# start of DATA SUPPLIED
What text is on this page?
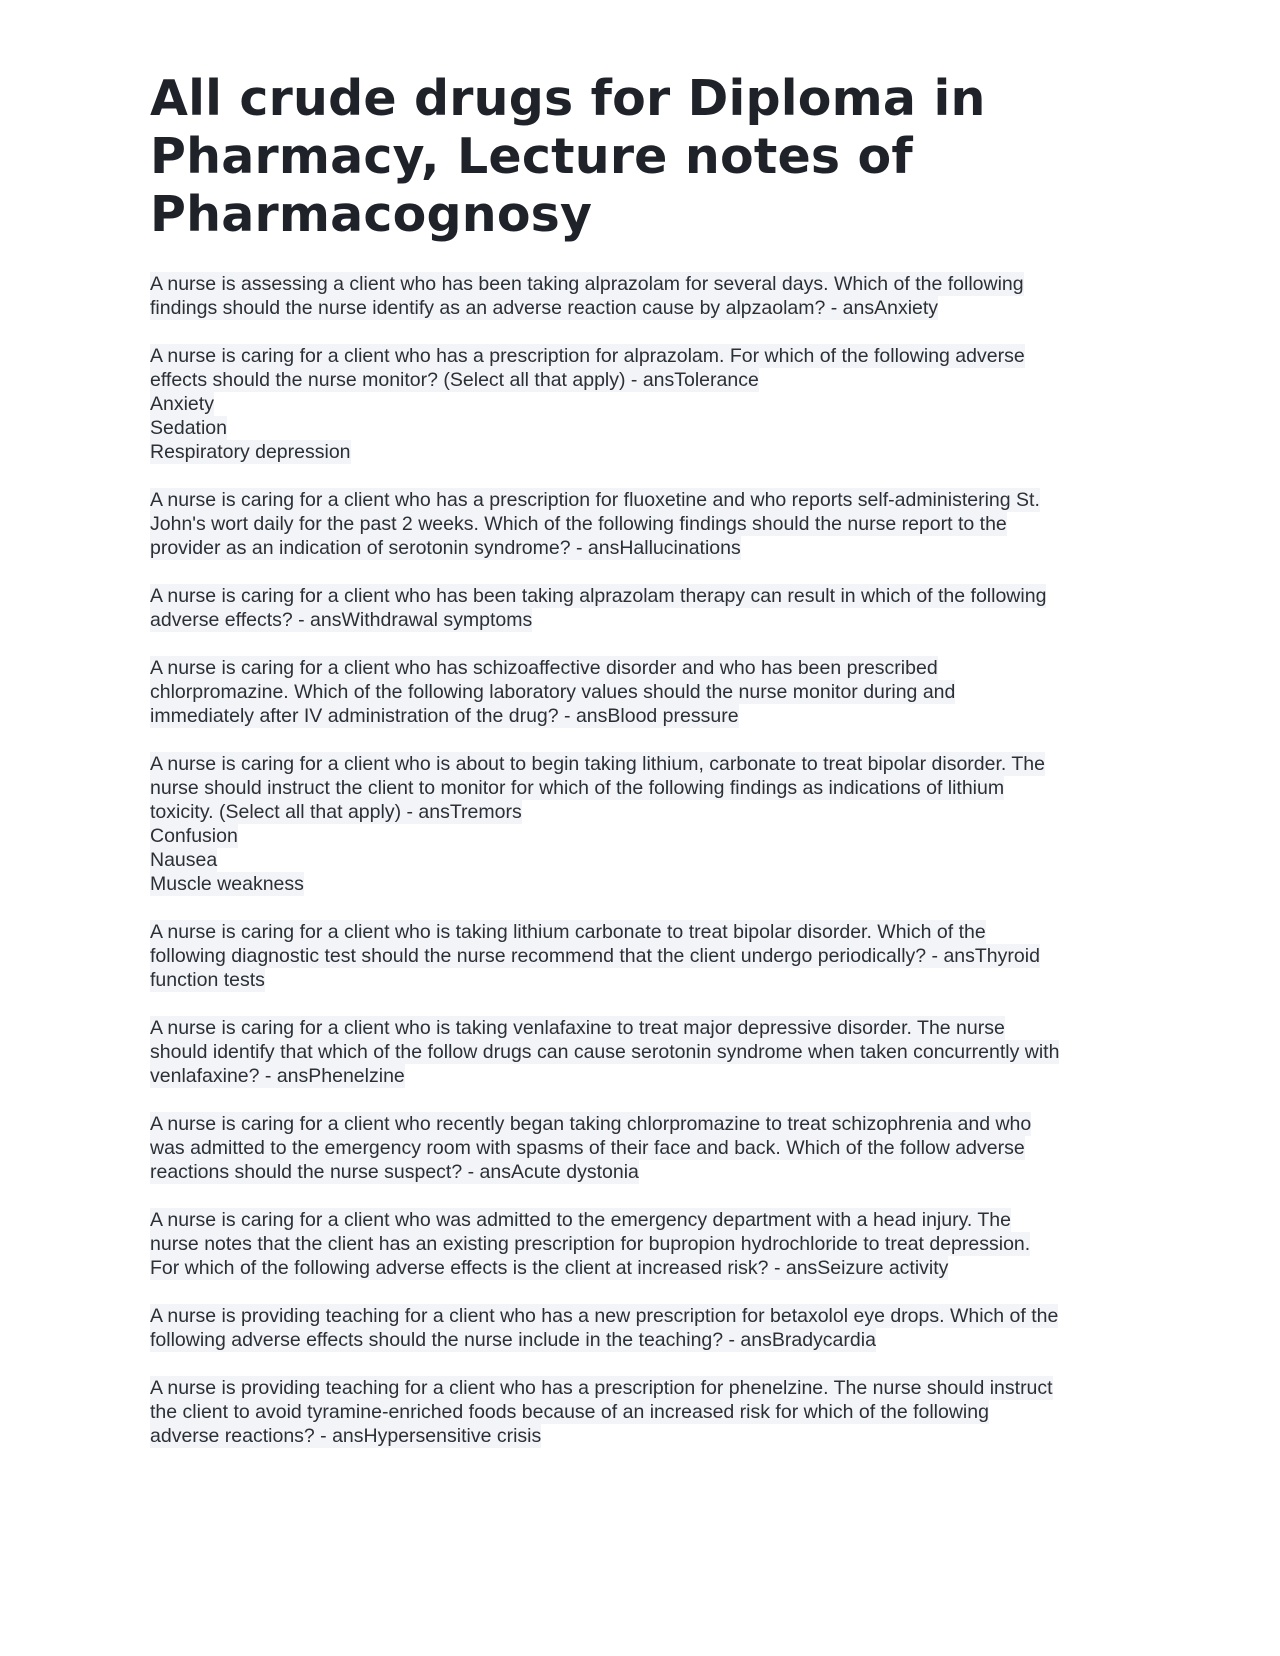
All crude drugs for Diploma in
Pharmacy, Lecture notes of
Pharmacognosy
A nurse is assessing a client who has been taking alprazolam for several days. Which of the following
findings should the nurse identify as an adverse reaction cause by alpzaolam? - ansAnxiety
A nurse is caring for a client who has a prescription for alprazolam. For which of the following adverse
effects should the nurse monitor? (Select all that apply) - ansTolerance
Anxiety
Sedation
Respiratory depression
A nurse is caring for a client who has a prescription for fluoxetine and who reports self-administering St.
John's wort daily for the past 2 weeks. Which of the following findings should the nurse report to the
provider as an indication of serotonin syndrome? - ansHallucinations
A nurse is caring for a client who has been taking alprazolam therapy can result in which of the following
adverse effects? - ansWithdrawal symptoms
A nurse is caring for a client who has schizoaffective disorder and who has been prescribed
chlorpromazine. Which of the following laboratory values should the nurse monitor during and
immediately after IV administration of the drug? - ansBlood pressure
A nurse is caring for a client who is about to begin taking lithium, carbonate to treat bipolar disorder. The
nurse should instruct the client to monitor for which of the following findings as indications of lithium
toxicity. (Select all that apply) - ansTremors
Confusion
Nausea
Muscle weakness
A nurse is caring for a client who is taking lithium carbonate to treat bipolar disorder. Which of the
following diagnostic test should the nurse recommend that the client undergo periodically? - ansThyroid
function tests
A nurse is caring for a client who is taking venlafaxine to treat major depressive disorder. The nurse
should identify that which of the follow drugs can cause serotonin syndrome when taken concurrently with
venlafaxine? - ansPhenelzine
A nurse is caring for a client who recently began taking chlorpromazine to treat schizophrenia and who
was admitted to the emergency room with spasms of their face and back. Which of the follow adverse
reactions should the nurse suspect? - ansAcute dystonia
A nurse is caring for a client who was admitted to the emergency department with a head injury. The
nurse notes that the client has an existing prescription for bupropion hydrochloride to treat depression.
For which of the following adverse effects is the client at increased risk? - ansSeizure activity
A nurse is providing teaching for a client who has a new prescription for betaxolol eye drops. Which of the
following adverse effects should the nurse include in the teaching? - ansBradycardia
A nurse is providing teaching for a client who has a prescription for phenelzine. The nurse should instruct
the client to avoid tyramine-enriched foods because of an increased risk for which of the following
adverse reactions? - ansHypersensitive crisis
# end of DATA SUPPLIED
> JOB:
Transcribe all entries above exactly. Drop the pictures.

> ANSWER FOR THIS EXERCISE:
What text is on this page?
All crude drugs for Diploma in
Pharmacy, Lecture notes of
Pharmacognosy
A nurse is assessing a client who has been taking alprazolam for several days. Which of the following
findings should the nurse identify as an adverse reaction cause by alpzaolam? - ansAnxiety
A nurse is caring for a client who has a prescription for alprazolam. For which of the following adverse
effects should the nurse monitor? (Select all that apply) - ansTolerance
Anxiety
Sedation
Respiratory depression
A nurse is caring for a client who has a prescription for fluoxetine and who reports self-administering St.
John's wort daily for the past 2 weeks. Which of the following findings should the nurse report to the
provider as an indication of serotonin syndrome? - ansHallucinations
A nurse is caring for a client who has been taking alprazolam therapy can result in which of the following
adverse effects? - ansWithdrawal symptoms
A nurse is caring for a client who has schizoaffective disorder and who has been prescribed
chlorpromazine. Which of the following laboratory values should the nurse monitor during and
immediately after IV administration of the drug? - ansBlood pressure
A nurse is caring for a client who is about to begin taking lithium, carbonate to treat bipolar disorder. The
nurse should instruct the client to monitor for which of the following findings as indications of lithium
toxicity. (Select all that apply) - ansTremors
Confusion
Nausea
Muscle weakness
A nurse is caring for a client who is taking lithium carbonate to treat bipolar disorder. Which of the
following diagnostic test should the nurse recommend that the client undergo periodically? - ansThyroid
function tests
A nurse is caring for a client who is taking venlafaxine to treat major depressive disorder. The nurse
should identify that which of the follow drugs can cause serotonin syndrome when taken concurrently with
venlafaxine? - ansPhenelzine
A nurse is caring for a client who recently began taking chlorpromazine to treat schizophrenia and who
was admitted to the emergency room with spasms of their face and back. Which of the follow adverse
reactions should the nurse suspect? - ansAcute dystonia
A nurse is caring for a client who was admitted to the emergency department with a head injury. The
nurse notes that the client has an existing prescription for bupropion hydrochloride to treat depression.
For which of the following adverse effects is the client at increased risk? - ansSeizure activity
A nurse is providing teaching for a client who has a new prescription for betaxolol eye drops. Which of the
following adverse effects should the nurse include in the teaching? - ansBradycardia
A nurse is providing teaching for a client who has a prescription for phenelzine. The nurse should instruct
the client to avoid tyramine-enriched foods because of an increased risk for which of the following
adverse reactions? - ansHypersensitive crisis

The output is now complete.